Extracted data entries
-*-
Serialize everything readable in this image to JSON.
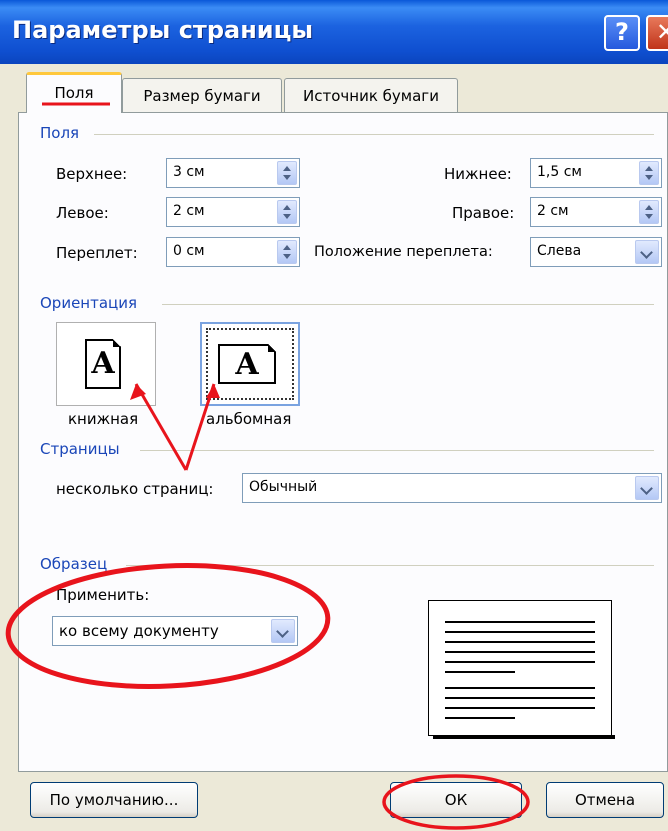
{
  "window": {
    "title": "Параметры страницы"
  },
  "tabs": [
    {
      "label": "Поля",
      "active": true
    },
    {
      "label": "Размер бумаги"
    },
    {
      "label": "Источник бумаги"
    }
  ],
  "margins": {
    "group_label": "Поля",
    "top": {
      "label": "Верхнее:",
      "value": "3 см"
    },
    "bottom": {
      "label": "Нижнее:",
      "value": "1,5 см"
    },
    "left": {
      "label": "Левое:",
      "value": "2 см"
    },
    "right": {
      "label": "Правое:",
      "value": "2 см"
    },
    "gutter": {
      "label": "Переплет:",
      "value": "0 см"
    },
    "gutter_position": {
      "label": "Положение переплета:",
      "value": "Слева"
    }
  },
  "orientation": {
    "group_label": "Ориентация",
    "portrait": {
      "label": "книжная",
      "glyph": "A"
    },
    "landscape": {
      "label": "альбомная",
      "glyph": "A",
      "selected": true
    }
  },
  "pages": {
    "group_label": "Страницы",
    "multiple": {
      "label": "несколько страниц:",
      "value": "Обычный"
    }
  },
  "sample": {
    "group_label": "Образец",
    "apply": {
      "label": "Применить:",
      "value": "ко всему документу"
    }
  },
  "buttons": {
    "default": "По умолчанию...",
    "ok": "ОК",
    "cancel": "Отмена"
  },
  "colors": {
    "annotation": "#E8141C",
    "titlebar": "#0B55D8",
    "group_label": "#1A46B8"
  }
}
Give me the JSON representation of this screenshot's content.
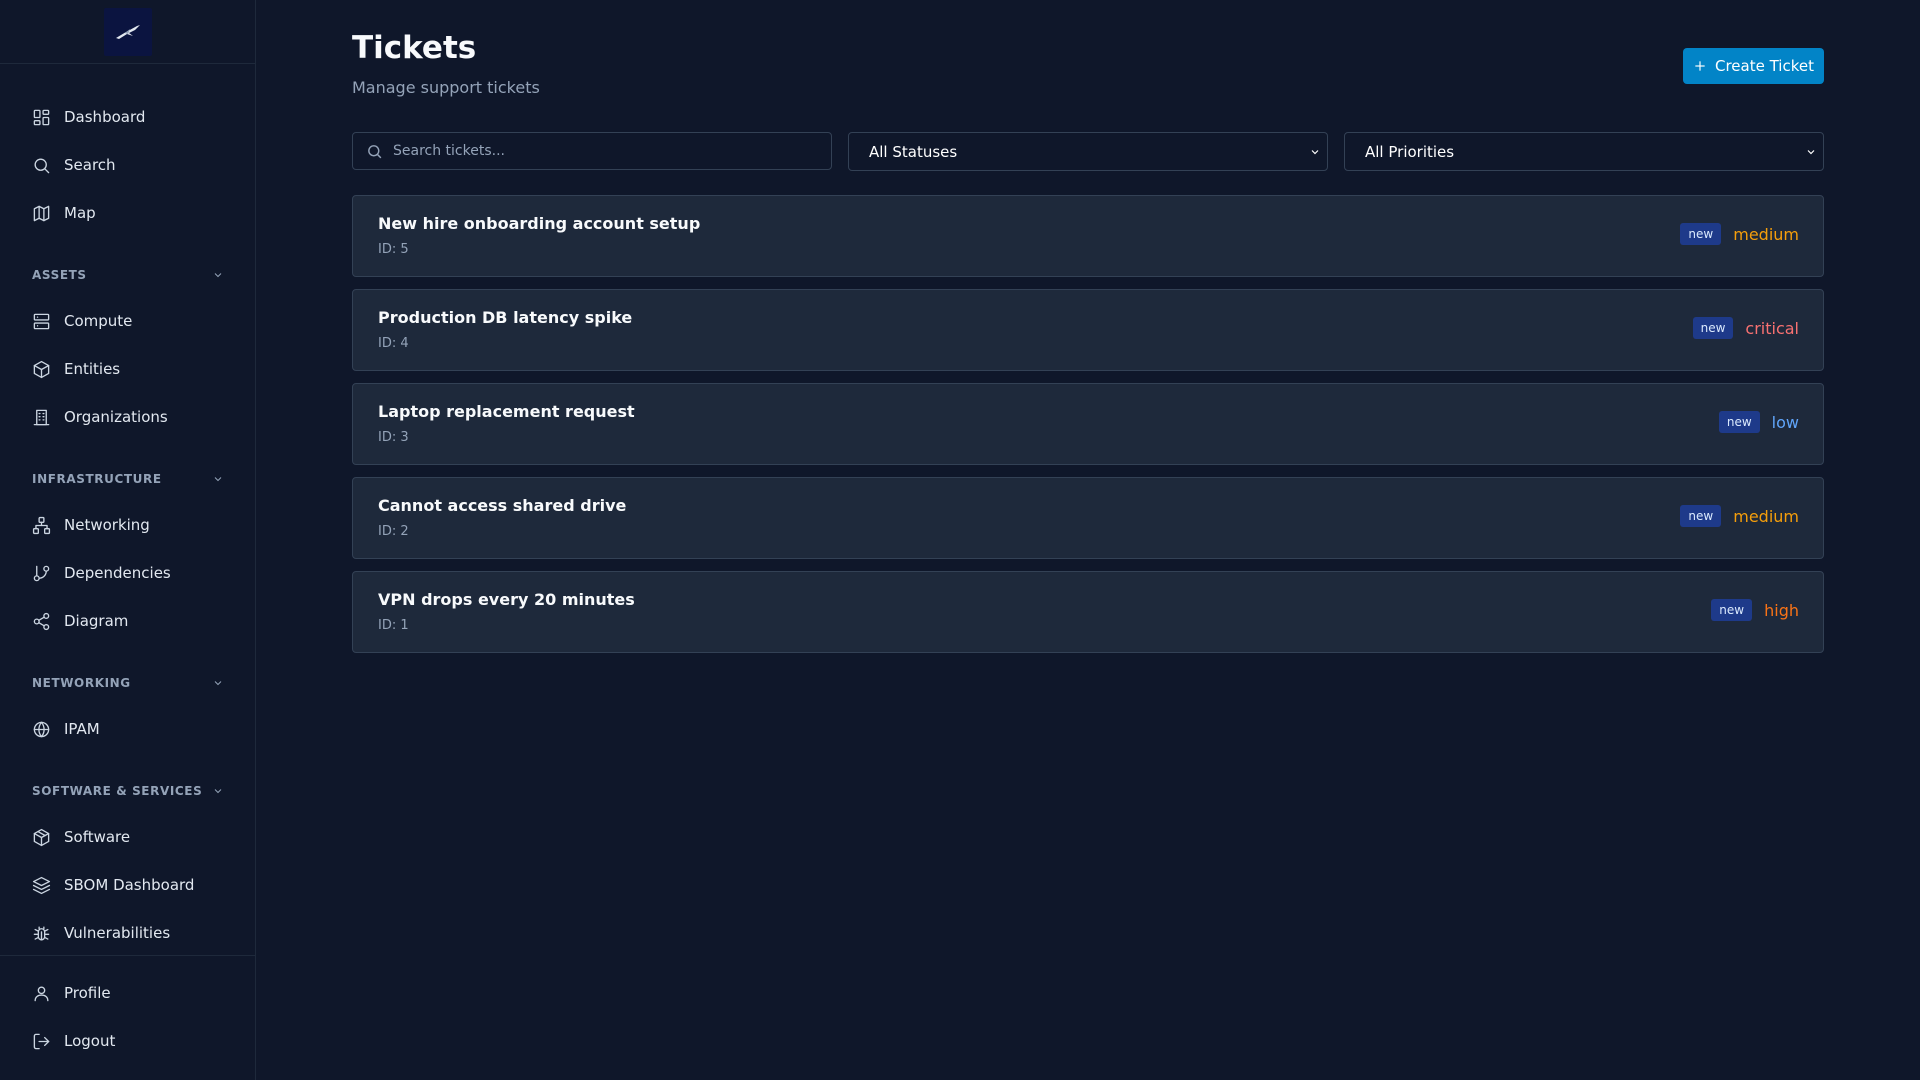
{
  "sidebar": {
    "nav_top": [
      {
        "label": "Dashboard",
        "icon": "dashboard-icon"
      },
      {
        "label": "Search",
        "icon": "search-icon"
      },
      {
        "label": "Map",
        "icon": "map-icon"
      }
    ],
    "sections": [
      {
        "title": "ASSETS",
        "items": [
          {
            "label": "Compute",
            "icon": "server-icon"
          },
          {
            "label": "Entities",
            "icon": "box-icon"
          },
          {
            "label": "Organizations",
            "icon": "building-icon"
          }
        ]
      },
      {
        "title": "INFRASTRUCTURE",
        "items": [
          {
            "label": "Networking",
            "icon": "network-icon"
          },
          {
            "label": "Dependencies",
            "icon": "git-branch-icon"
          },
          {
            "label": "Diagram",
            "icon": "share-icon"
          }
        ]
      },
      {
        "title": "NETWORKING",
        "items": [
          {
            "label": "IPAM",
            "icon": "globe-icon"
          }
        ]
      },
      {
        "title": "SOFTWARE & SERVICES",
        "items": [
          {
            "label": "Software",
            "icon": "package-icon"
          },
          {
            "label": "SBOM Dashboard",
            "icon": "layers-icon"
          },
          {
            "label": "Vulnerabilities",
            "icon": "bug-icon"
          }
        ]
      }
    ],
    "bottom": [
      {
        "label": "Profile",
        "icon": "user-icon"
      },
      {
        "label": "Logout",
        "icon": "logout-icon"
      }
    ]
  },
  "header": {
    "title": "Tickets",
    "subtitle": "Manage support tickets",
    "create_label": "Create Ticket"
  },
  "filters": {
    "search_placeholder": "Search tickets...",
    "status_selected": "All Statuses",
    "priority_selected": "All Priorities"
  },
  "tickets": [
    {
      "title": "New hire onboarding account setup",
      "id": "ID: 5",
      "status": "new",
      "priority": "medium"
    },
    {
      "title": "Production DB latency spike",
      "id": "ID: 4",
      "status": "new",
      "priority": "critical"
    },
    {
      "title": "Laptop replacement request",
      "id": "ID: 3",
      "status": "new",
      "priority": "low"
    },
    {
      "title": "Cannot access shared drive",
      "id": "ID: 2",
      "status": "new",
      "priority": "medium"
    },
    {
      "title": "VPN drops every 20 minutes",
      "id": "ID: 1",
      "status": "new",
      "priority": "high"
    }
  ],
  "colors": {
    "accent": "#0284c7",
    "priority_medium": "#f59e0b",
    "priority_critical": "#f87171",
    "priority_low": "#60a5fa",
    "priority_high": "#f97316",
    "status_badge": "#1e3a8a"
  }
}
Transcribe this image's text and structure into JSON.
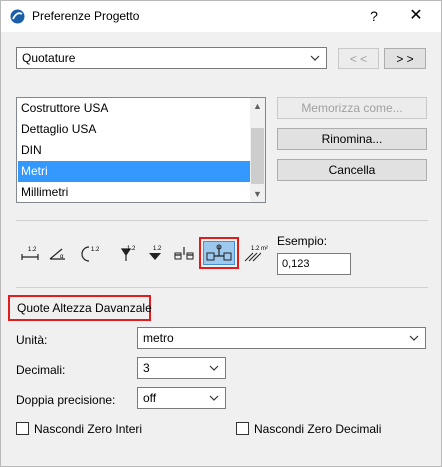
{
  "window": {
    "title": "Preferenze Progetto",
    "help_label": "?",
    "close_label": "✕"
  },
  "category_select": {
    "value": "Quotature"
  },
  "nav": {
    "prev_label": "< <",
    "next_label": "> >"
  },
  "list": {
    "items": [
      {
        "label": "Costruttore USA"
      },
      {
        "label": "Dettaglio USA"
      },
      {
        "label": "DIN"
      },
      {
        "label": "Metri",
        "selected": true
      },
      {
        "label": "Millimetri"
      }
    ]
  },
  "actions": {
    "store_label": "Memorizza come...",
    "rename_label": "Rinomina...",
    "delete_label": "Cancella"
  },
  "format_icons": {
    "labels": [
      "1.2",
      "1.2",
      "1.2",
      "1.2",
      "1.2",
      "1.2 m²"
    ],
    "selected_index": 6
  },
  "example": {
    "label": "Esempio:",
    "value": "0,123"
  },
  "section": {
    "title": "Quote Altezza Davanzale"
  },
  "fields": {
    "unit": {
      "label": "Unità:",
      "value": "metro"
    },
    "decimals": {
      "label": "Decimali:",
      "value": "3"
    },
    "double_precision": {
      "label": "Doppia precisione:",
      "value": "off"
    }
  },
  "checkboxes": {
    "hide_zero_int": {
      "label": "Nascondi Zero Interi",
      "checked": false
    },
    "hide_zero_dec": {
      "label": "Nascondi Zero Decimali",
      "checked": false
    }
  },
  "colors": {
    "selection": "#3399ff",
    "highlight_border": "#e01c1c",
    "icon_selected_bg": "#9ec9ef"
  }
}
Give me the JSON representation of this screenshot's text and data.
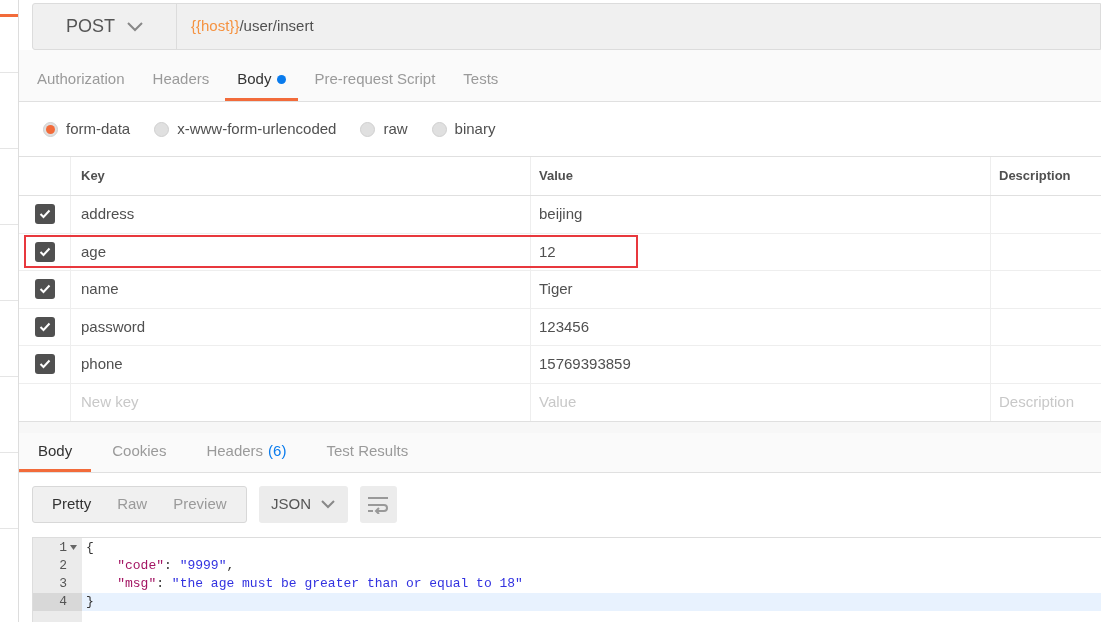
{
  "request": {
    "method": "POST",
    "url_variable": "{{host}}",
    "url_path": "/user/insert"
  },
  "request_tabs": [
    {
      "label": "Authorization",
      "selected": false,
      "dot": false
    },
    {
      "label": "Headers",
      "selected": false,
      "dot": false
    },
    {
      "label": "Body",
      "selected": true,
      "dot": true
    },
    {
      "label": "Pre-request Script",
      "selected": false,
      "dot": false
    },
    {
      "label": "Tests",
      "selected": false,
      "dot": false
    }
  ],
  "body_types": [
    {
      "label": "form-data",
      "selected": true
    },
    {
      "label": "x-www-form-urlencoded",
      "selected": false
    },
    {
      "label": "raw",
      "selected": false
    },
    {
      "label": "binary",
      "selected": false
    }
  ],
  "params_table": {
    "columns": [
      "Key",
      "Value",
      "Description"
    ],
    "rows": [
      {
        "checked": true,
        "key": "address",
        "value": "beijing",
        "highlighted": false
      },
      {
        "checked": true,
        "key": "age",
        "value": "12",
        "highlighted": true
      },
      {
        "checked": true,
        "key": "name",
        "value": "Tiger",
        "highlighted": false
      },
      {
        "checked": true,
        "key": "password",
        "value": "123456",
        "highlighted": false
      },
      {
        "checked": true,
        "key": "phone",
        "value": "15769393859",
        "highlighted": false
      }
    ],
    "new_row": {
      "key_placeholder": "New key",
      "value_placeholder": "Value",
      "description_placeholder": "Description"
    }
  },
  "response_tabs": [
    {
      "label": "Body",
      "selected": true
    },
    {
      "label": "Cookies",
      "selected": false
    },
    {
      "label": "Headers",
      "count": "(6)",
      "selected": false
    },
    {
      "label": "Test Results",
      "selected": false
    }
  ],
  "view_modes": [
    {
      "label": "Pretty",
      "selected": true
    },
    {
      "label": "Raw",
      "selected": false
    },
    {
      "label": "Preview",
      "selected": false
    }
  ],
  "format": "JSON",
  "code_lines": [
    {
      "number": "1",
      "foldable": true,
      "current": false,
      "tokens": [
        {
          "kind": "punct",
          "text": "{"
        }
      ]
    },
    {
      "number": "2",
      "foldable": false,
      "current": false,
      "tokens": [
        {
          "kind": "key",
          "text": "\"code\""
        },
        {
          "kind": "punct",
          "text": ": "
        },
        {
          "kind": "string",
          "text": "\"9999\""
        },
        {
          "kind": "punct",
          "text": ","
        }
      ]
    },
    {
      "number": "3",
      "foldable": false,
      "current": false,
      "tokens": [
        {
          "kind": "key",
          "text": "\"msg\""
        },
        {
          "kind": "punct",
          "text": ": "
        },
        {
          "kind": "string",
          "text": "\"the age must be greater than or equal to 18\""
        }
      ]
    },
    {
      "number": "4",
      "foldable": false,
      "current": true,
      "tokens": [
        {
          "kind": "punct",
          "text": "}"
        }
      ]
    }
  ]
}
-*-
Work instructions => Indicate how many lines of the material contain the string "screenshot", giving the number and nothing more.

Problem solution => 2